Element location data:
################
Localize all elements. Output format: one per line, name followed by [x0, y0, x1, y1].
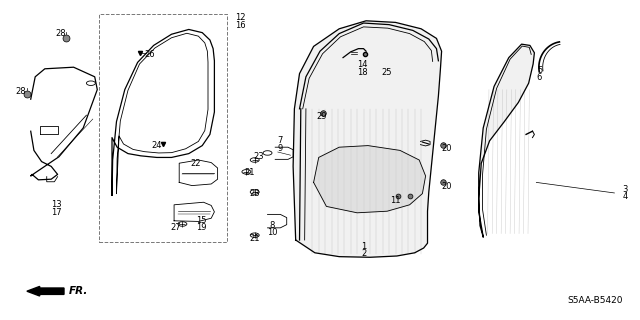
- Text: 12: 12: [236, 13, 246, 22]
- Text: 25: 25: [381, 68, 392, 76]
- Text: 21: 21: [244, 168, 255, 177]
- Text: 28: 28: [56, 29, 66, 38]
- Text: 5: 5: [537, 66, 542, 75]
- Text: 16: 16: [236, 21, 246, 30]
- Text: 3: 3: [623, 185, 628, 194]
- Text: 21: 21: [250, 234, 260, 243]
- Bar: [99, 14, 227, 242]
- Polygon shape: [479, 44, 534, 237]
- Text: 2: 2: [361, 249, 366, 258]
- Text: 19: 19: [196, 223, 207, 232]
- Polygon shape: [293, 21, 442, 257]
- Text: 14: 14: [357, 60, 367, 68]
- Text: 17: 17: [51, 208, 61, 217]
- Text: 6: 6: [537, 73, 542, 82]
- Polygon shape: [314, 146, 426, 213]
- Text: 15: 15: [196, 216, 207, 225]
- Text: 18: 18: [357, 68, 368, 76]
- Text: 11: 11: [390, 196, 401, 205]
- Text: 22: 22: [190, 159, 200, 168]
- Text: 1: 1: [361, 242, 366, 251]
- Text: 20: 20: [442, 144, 452, 153]
- Text: 7: 7: [278, 136, 283, 145]
- Text: 29: 29: [316, 112, 326, 121]
- Text: 26: 26: [145, 50, 155, 59]
- Text: 4: 4: [623, 192, 628, 201]
- Text: 13: 13: [51, 200, 61, 209]
- Text: 10: 10: [267, 228, 277, 237]
- Text: S5AA-B5420: S5AA-B5420: [568, 296, 623, 305]
- Text: 24: 24: [152, 141, 162, 150]
- Text: 9: 9: [278, 144, 283, 153]
- Text: 28: 28: [16, 87, 26, 96]
- Text: 23: 23: [254, 152, 264, 161]
- Text: 8: 8: [269, 221, 275, 230]
- Text: 23: 23: [250, 189, 260, 198]
- Text: FR.: FR.: [69, 286, 88, 296]
- Text: 27: 27: [170, 223, 180, 232]
- FancyArrow shape: [27, 286, 64, 296]
- Text: 20: 20: [442, 182, 452, 191]
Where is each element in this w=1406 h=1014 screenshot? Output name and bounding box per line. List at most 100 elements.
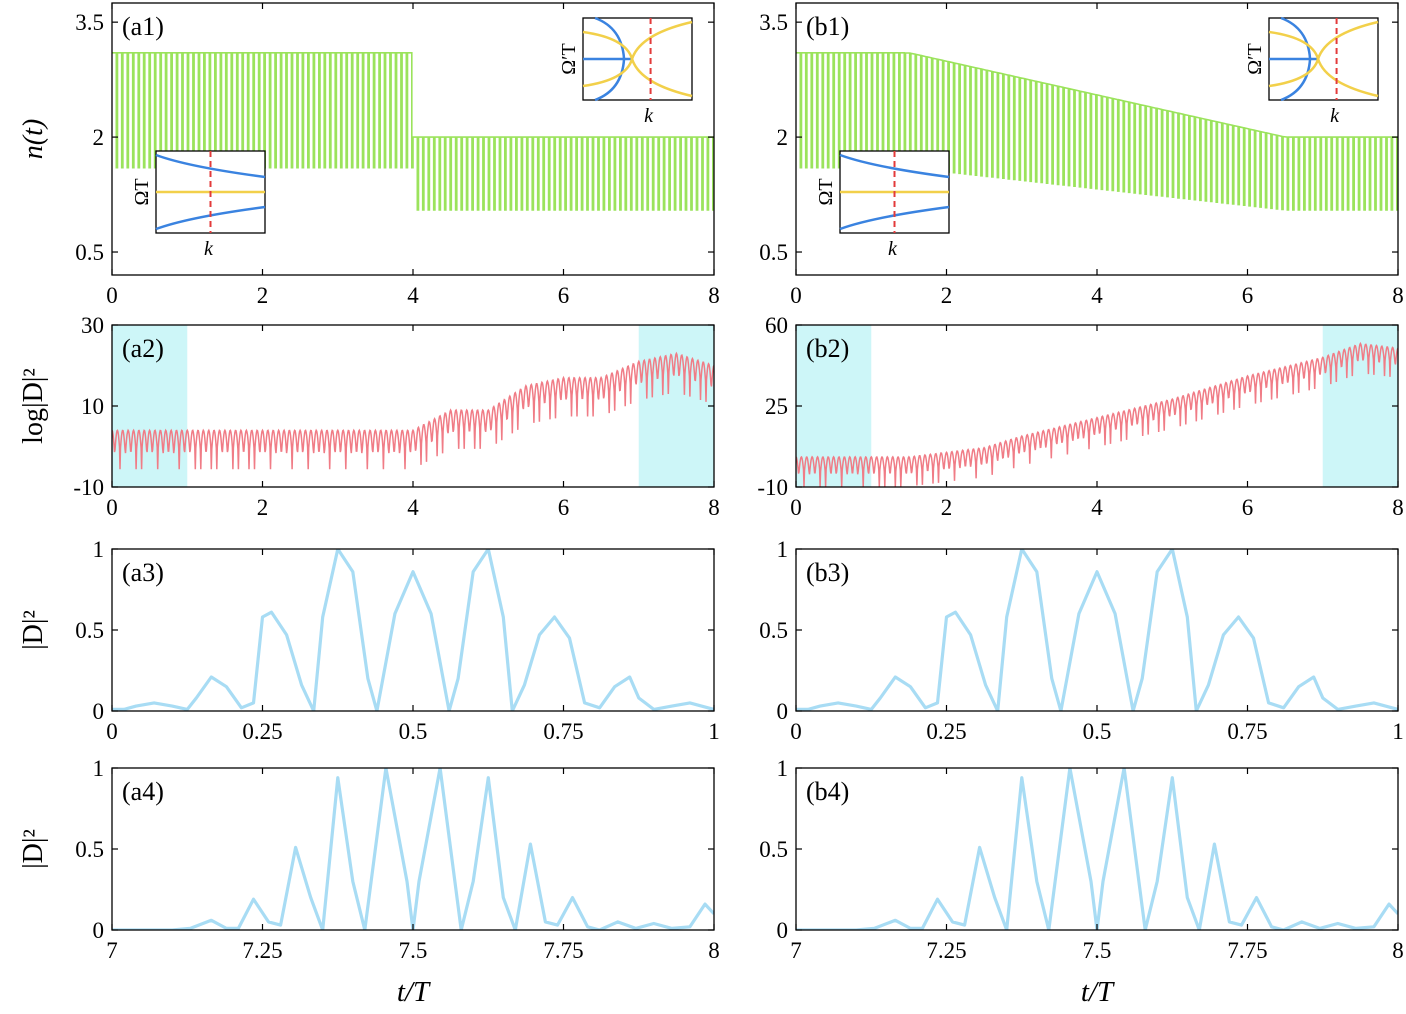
x-tick-label: 8 bbox=[1392, 938, 1404, 963]
y-tick-label: 30 bbox=[81, 313, 104, 338]
y-tick-label: 2 bbox=[777, 125, 789, 150]
x-tick-label: 0.25 bbox=[242, 719, 282, 744]
x-tick-label: 4 bbox=[1091, 495, 1103, 520]
panel-label: (a3) bbox=[122, 558, 164, 587]
x-tick-label: 2 bbox=[257, 495, 269, 520]
panel-label: (a4) bbox=[122, 777, 164, 806]
axes-frame bbox=[111, 324, 715, 488]
x-tick-label: 0.75 bbox=[543, 719, 583, 744]
inset-b1-inset-static: ΩT k bbox=[815, 150, 950, 260]
x-tick-label: 7.75 bbox=[1227, 938, 1267, 963]
upper-band bbox=[839, 153, 950, 179]
panel-b1: 0 2 4 6 8 0.5 2 3.5 (b1) ΩT k Ω′T k bbox=[759, 2, 1404, 308]
n-t-series-line bbox=[796, 51, 1398, 211]
y-tick-label: 1 bbox=[777, 537, 789, 562]
panel-label: (a1) bbox=[122, 12, 164, 41]
x-tick-label: 7.25 bbox=[242, 938, 282, 963]
panel-a1: 0 2 4 6 8 0.5 2 3.5 (a1) n(t) ΩT k Ω′T k bbox=[18, 2, 720, 308]
lower-band bbox=[839, 205, 950, 231]
x-tick-label: 8 bbox=[1392, 495, 1404, 520]
x-tick-label: 7.75 bbox=[543, 938, 583, 963]
x-tick-label: 0.25 bbox=[926, 719, 966, 744]
log-d-series-line bbox=[796, 341, 1398, 487]
lower-band bbox=[155, 205, 266, 231]
y-tick-label: 0.5 bbox=[75, 240, 104, 265]
x-tick-label: 8 bbox=[708, 283, 720, 308]
y-tick-label: 0.5 bbox=[75, 837, 104, 862]
log-d-series-line bbox=[112, 351, 714, 470]
y-tick-label: 10 bbox=[81, 394, 104, 419]
inset-b1-inset-mod: Ω′T k bbox=[1244, 16, 1379, 127]
x-tick-label: 4 bbox=[1091, 283, 1103, 308]
panel-label: (a2) bbox=[122, 334, 164, 363]
panel-label: (b4) bbox=[806, 777, 849, 806]
axes-frame bbox=[795, 767, 1399, 931]
y-tick-label: 0 bbox=[93, 918, 105, 943]
panel-label: (b3) bbox=[806, 558, 849, 587]
panel-b2: 0 2 4 6 8 -10 25 60 (b2) bbox=[757, 313, 1403, 520]
d2-series-line bbox=[112, 768, 714, 930]
x-tick-label: 0.5 bbox=[1083, 719, 1112, 744]
y-tick-label: 0.5 bbox=[759, 618, 788, 643]
x-tick-label: 6 bbox=[558, 283, 570, 308]
y-tick-label: 25 bbox=[765, 394, 788, 419]
d2-series-line bbox=[796, 549, 1398, 711]
x-tick-label: 7.25 bbox=[926, 938, 966, 963]
shaded-region bbox=[796, 325, 872, 487]
n-t-series-line bbox=[112, 52, 714, 211]
panel-a4: 7 7.25 7.5 7.75 8 0 0.5 1 (a4) |D|² bbox=[18, 756, 720, 963]
y-tick-label: 1 bbox=[777, 756, 789, 781]
inset-a1-inset-static: ΩT k bbox=[131, 150, 266, 260]
y-tick-label: -10 bbox=[757, 475, 788, 500]
x-tick-label: 0 bbox=[106, 495, 118, 520]
x-tick-label: 0 bbox=[790, 719, 802, 744]
inset-y-label: Ω′T bbox=[558, 43, 580, 74]
y-tick-label: 0 bbox=[777, 699, 789, 724]
inset-x-label: k bbox=[1330, 105, 1340, 127]
x-axis-title: t/T bbox=[397, 976, 431, 1008]
inset-a1-inset-mod: Ω′T k bbox=[558, 16, 693, 127]
y-axis-title: |D|² bbox=[18, 829, 49, 869]
x-tick-label: 8 bbox=[1392, 283, 1404, 308]
d2-series-line bbox=[796, 768, 1398, 930]
x-tick-label: 0.5 bbox=[399, 719, 428, 744]
y-tick-label: 0.5 bbox=[75, 618, 104, 643]
upper-band bbox=[155, 153, 266, 179]
y-tick-label: 0 bbox=[777, 918, 789, 943]
y-tick-label: 3.5 bbox=[759, 10, 788, 35]
y-axis-title: log|D|² bbox=[18, 368, 49, 444]
x-tick-label: 7 bbox=[790, 938, 802, 963]
lower-crossing-band bbox=[1268, 54, 1379, 98]
panel-a3: 0 0.25 0.5 0.75 1 0 0.5 1 (a3) |D|² bbox=[18, 537, 720, 744]
x-tick-label: 8 bbox=[708, 938, 720, 963]
x-tick-label: 0 bbox=[790, 283, 802, 308]
x-tick-label: 6 bbox=[558, 495, 570, 520]
y-tick-label: 0 bbox=[93, 699, 105, 724]
y-tick-label: 2 bbox=[93, 125, 105, 150]
x-tick-label: 6 bbox=[1242, 283, 1254, 308]
shaded-region bbox=[112, 325, 188, 487]
x-tick-label: 2 bbox=[941, 283, 953, 308]
d2-series-line bbox=[112, 549, 714, 711]
x-tick-label: 1 bbox=[708, 719, 720, 744]
panel-a2: 0 2 4 6 8 -10 10 30 (a2) log|D|² bbox=[18, 313, 720, 520]
y-axis-title: |D|² bbox=[18, 610, 49, 650]
y-tick-label: 0.5 bbox=[759, 837, 788, 862]
x-tick-label: 7.5 bbox=[1083, 938, 1112, 963]
x-tick-label: 0 bbox=[790, 495, 802, 520]
shaded-region bbox=[638, 325, 714, 487]
lower-crossing-band bbox=[582, 54, 693, 98]
x-tick-label: 2 bbox=[257, 283, 269, 308]
x-axis-title: t/T bbox=[1081, 976, 1115, 1008]
inset-y-label: ΩT bbox=[131, 178, 153, 205]
x-tick-label: 6 bbox=[1242, 495, 1254, 520]
panel-b4: 7 7.25 7.5 7.75 8 0 0.5 1 (b4) bbox=[759, 756, 1404, 963]
panel-label: (b2) bbox=[806, 334, 849, 363]
axes-frame bbox=[111, 767, 715, 931]
panel-label: (b1) bbox=[806, 12, 849, 41]
panel-b3: 0 0.25 0.5 0.75 1 0 0.5 1 (b3) bbox=[759, 537, 1404, 744]
y-axis-title: n(t) bbox=[18, 119, 49, 159]
y-tick-label: 3.5 bbox=[75, 10, 104, 35]
x-tick-label: 0 bbox=[106, 719, 118, 744]
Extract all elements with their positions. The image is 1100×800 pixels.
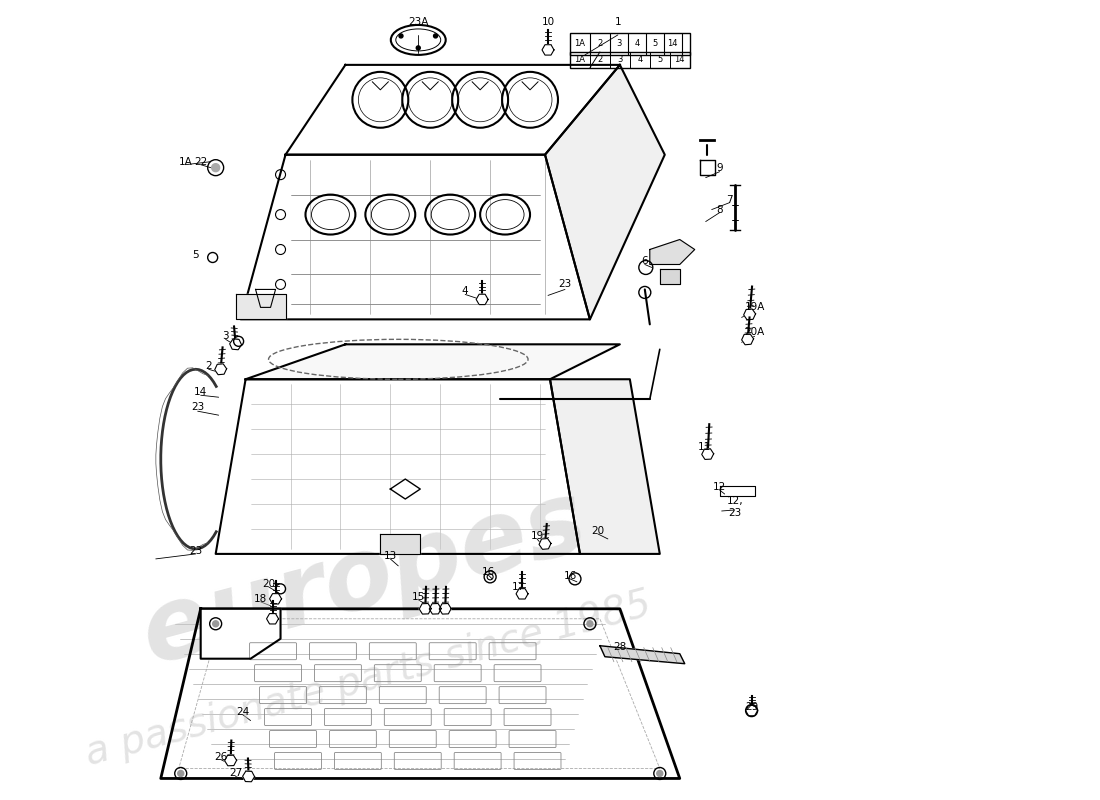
################
--- What the exercise asks ---
Update the entries between the lines holding "x-tick-label: 8 bbox=[1392, 938, 1404, 963]" and "x-tick-label: 0.25 bbox=[926, 719, 966, 744]", inclusive, so that every "panel-label" reads "subplot-label" and nothing else changes. Give only those lines.

--- Reply ---
x-tick-label: 8 bbox=[1392, 938, 1404, 963]
y-tick-label: 30 bbox=[81, 313, 104, 338]
y-tick-label: 2 bbox=[777, 125, 789, 150]
x-tick-label: 0.25 bbox=[242, 719, 282, 744]
x-tick-label: 4 bbox=[1091, 495, 1103, 520]
subplot-label: (a3) bbox=[122, 558, 164, 587]
x-tick-label: 2 bbox=[257, 495, 269, 520]
subplot-label: (a4) bbox=[122, 777, 164, 806]
axes-frame bbox=[111, 324, 715, 488]
x-tick-label: 0.75 bbox=[543, 719, 583, 744]
inset-b1-inset-static: ΩT k bbox=[815, 150, 950, 260]
x-tick-label: 7.75 bbox=[1227, 938, 1267, 963]
upper-band bbox=[839, 153, 950, 179]
panel-b1: 0 2 4 6 8 0.5 2 3.5 (b1) ΩT k Ω′T k bbox=[759, 2, 1404, 308]
n-t-series-line bbox=[796, 51, 1398, 211]
y-tick-label: 1 bbox=[777, 537, 789, 562]
subplot-label: (a1) bbox=[122, 12, 164, 41]
x-tick-label: 7.25 bbox=[242, 938, 282, 963]
panel-a1: 0 2 4 6 8 0.5 2 3.5 (a1) n(t) ΩT k Ω′T k bbox=[18, 2, 720, 308]
lower-band bbox=[839, 205, 950, 231]
x-tick-label: 8 bbox=[1392, 495, 1404, 520]
x-tick-label: 7.75 bbox=[543, 938, 583, 963]
x-tick-label: 0.25 bbox=[926, 719, 966, 744]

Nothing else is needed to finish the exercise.